**Entries shown:**
■ ■ ■ ■ ■ ■ ■

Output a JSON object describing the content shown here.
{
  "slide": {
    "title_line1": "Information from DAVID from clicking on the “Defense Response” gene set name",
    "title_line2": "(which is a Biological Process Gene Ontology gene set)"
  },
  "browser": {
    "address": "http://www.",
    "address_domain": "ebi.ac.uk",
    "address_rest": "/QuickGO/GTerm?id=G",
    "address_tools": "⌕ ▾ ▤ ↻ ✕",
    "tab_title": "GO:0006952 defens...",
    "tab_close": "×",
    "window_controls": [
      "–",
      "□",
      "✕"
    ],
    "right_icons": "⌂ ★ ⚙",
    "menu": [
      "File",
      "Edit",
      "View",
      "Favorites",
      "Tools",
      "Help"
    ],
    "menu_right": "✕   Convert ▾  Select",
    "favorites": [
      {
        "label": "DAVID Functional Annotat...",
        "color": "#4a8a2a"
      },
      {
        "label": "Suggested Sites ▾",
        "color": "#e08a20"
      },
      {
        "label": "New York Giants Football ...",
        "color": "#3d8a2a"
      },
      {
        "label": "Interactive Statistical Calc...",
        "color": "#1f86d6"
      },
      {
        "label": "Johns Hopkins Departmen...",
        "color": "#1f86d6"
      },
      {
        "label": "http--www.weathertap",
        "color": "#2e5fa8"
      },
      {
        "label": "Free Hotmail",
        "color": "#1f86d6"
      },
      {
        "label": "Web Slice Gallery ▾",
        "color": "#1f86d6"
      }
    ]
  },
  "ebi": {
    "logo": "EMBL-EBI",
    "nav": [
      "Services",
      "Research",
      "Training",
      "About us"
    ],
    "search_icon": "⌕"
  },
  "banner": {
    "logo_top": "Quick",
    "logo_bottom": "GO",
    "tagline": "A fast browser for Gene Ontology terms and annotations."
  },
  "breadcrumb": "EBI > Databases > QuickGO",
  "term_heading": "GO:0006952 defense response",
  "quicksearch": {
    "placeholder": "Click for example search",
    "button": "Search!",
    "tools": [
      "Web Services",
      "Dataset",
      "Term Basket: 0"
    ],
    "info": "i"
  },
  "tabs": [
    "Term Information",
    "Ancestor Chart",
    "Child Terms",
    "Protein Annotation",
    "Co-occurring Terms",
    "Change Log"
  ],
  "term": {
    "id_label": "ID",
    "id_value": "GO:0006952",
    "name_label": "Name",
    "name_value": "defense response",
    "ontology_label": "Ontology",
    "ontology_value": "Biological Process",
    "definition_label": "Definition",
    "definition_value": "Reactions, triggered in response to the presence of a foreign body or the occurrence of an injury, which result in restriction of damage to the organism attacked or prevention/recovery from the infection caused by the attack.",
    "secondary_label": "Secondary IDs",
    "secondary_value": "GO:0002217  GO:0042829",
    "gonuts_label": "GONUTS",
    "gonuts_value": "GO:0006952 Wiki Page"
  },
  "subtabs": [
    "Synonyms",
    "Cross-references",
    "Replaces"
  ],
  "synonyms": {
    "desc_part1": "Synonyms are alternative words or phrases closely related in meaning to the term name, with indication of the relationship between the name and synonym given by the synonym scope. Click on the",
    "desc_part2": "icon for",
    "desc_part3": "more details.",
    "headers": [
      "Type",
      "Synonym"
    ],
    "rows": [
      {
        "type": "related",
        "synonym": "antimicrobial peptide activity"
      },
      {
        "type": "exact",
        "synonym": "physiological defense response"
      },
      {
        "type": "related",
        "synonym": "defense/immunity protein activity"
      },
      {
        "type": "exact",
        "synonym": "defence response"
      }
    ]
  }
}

■ ■ ■ ■ ■ ■ ■

**Work item:**
Each line of the listing is to be output verbatim.

**Answer box:**
Output a JSON object describing the content shown here.
{
  "slide": {
    "title_line1": "Information from DAVID from clicking on the “Defense Response” gene set name",
    "title_line2": "(which is a Biological Process Gene Ontology gene set)"
  },
  "browser": {
    "address": "http://www.",
    "address_domain": "ebi.ac.uk",
    "address_rest": "/QuickGO/GTerm?id=G",
    "address_tools": "⌕ ▾ ▤ ↻ ✕",
    "tab_title": "GO:0006952 defens...",
    "tab_close": "×",
    "window_controls": [
      "–",
      "□",
      "✕"
    ],
    "right_icons": "⌂ ★ ⚙",
    "menu": [
      "File",
      "Edit",
      "View",
      "Favorites",
      "Tools",
      "Help"
    ],
    "menu_right": "✕   Convert ▾  Select",
    "favorites": [
      {
        "label": "DAVID Functional Annotat...",
        "color": "#4a8a2a"
      },
      {
        "label": "Suggested Sites ▾",
        "color": "#e08a20"
      },
      {
        "label": "New York Giants Football ...",
        "color": "#3d8a2a"
      },
      {
        "label": "Interactive Statistical Calc...",
        "color": "#1f86d6"
      },
      {
        "label": "Johns Hopkins Departmen...",
        "color": "#1f86d6"
      },
      {
        "label": "http--www.weathertap",
        "color": "#2e5fa8"
      },
      {
        "label": "Free Hotmail",
        "color": "#1f86d6"
      },
      {
        "label": "Web Slice Gallery ▾",
        "color": "#1f86d6"
      }
    ]
  },
  "ebi": {
    "logo": "EMBL-EBI",
    "nav": [
      "Services",
      "Research",
      "Training",
      "About us"
    ],
    "search_icon": "⌕"
  },
  "banner": {
    "logo_top": "Quick",
    "logo_bottom": "GO",
    "tagline": "A fast browser for Gene Ontology terms and annotations."
  },
  "breadcrumb": "EBI > Databases > QuickGO",
  "term_heading": "GO:0006952 defense response",
  "quicksearch": {
    "placeholder": "Click for example search",
    "button": "Search!",
    "tools": [
      "Web Services",
      "Dataset",
      "Term Basket: 0"
    ],
    "info": "i"
  },
  "tabs": [
    "Term Information",
    "Ancestor Chart",
    "Child Terms",
    "Protein Annotation",
    "Co-occurring Terms",
    "Change Log"
  ],
  "term": {
    "id_label": "ID",
    "id_value": "GO:0006952",
    "name_label": "Name",
    "name_value": "defense response",
    "ontology_label": "Ontology",
    "ontology_value": "Biological Process",
    "definition_label": "Definition",
    "definition_value": "Reactions, triggered in response to the presence of a foreign body or the occurrence of an injury, which result in restriction of damage to the organism attacked or prevention/recovery from the infection caused by the attack.",
    "secondary_label": "Secondary IDs",
    "secondary_value": "GO:0002217  GO:0042829",
    "gonuts_label": "GONUTS",
    "gonuts_value": "GO:0006952 Wiki Page"
  },
  "subtabs": [
    "Synonyms",
    "Cross-references",
    "Replaces"
  ],
  "synonyms": {
    "desc_part1": "Synonyms are alternative words or phrases closely related in meaning to the term name, with indication of the relationship between the name and synonym given by the synonym scope. Click on the",
    "desc_part2": "icon for",
    "desc_part3": "more details.",
    "headers": [
      "Type",
      "Synonym"
    ],
    "rows": [
      {
        "type": "related",
        "synonym": "antimicrobial peptide activity"
      },
      {
        "type": "exact",
        "synonym": "physiological defense response"
      },
      {
        "type": "related",
        "synonym": "defense/immunity protein activity"
      },
      {
        "type": "exact",
        "synonym": "defence response"
      }
    ]
  }
}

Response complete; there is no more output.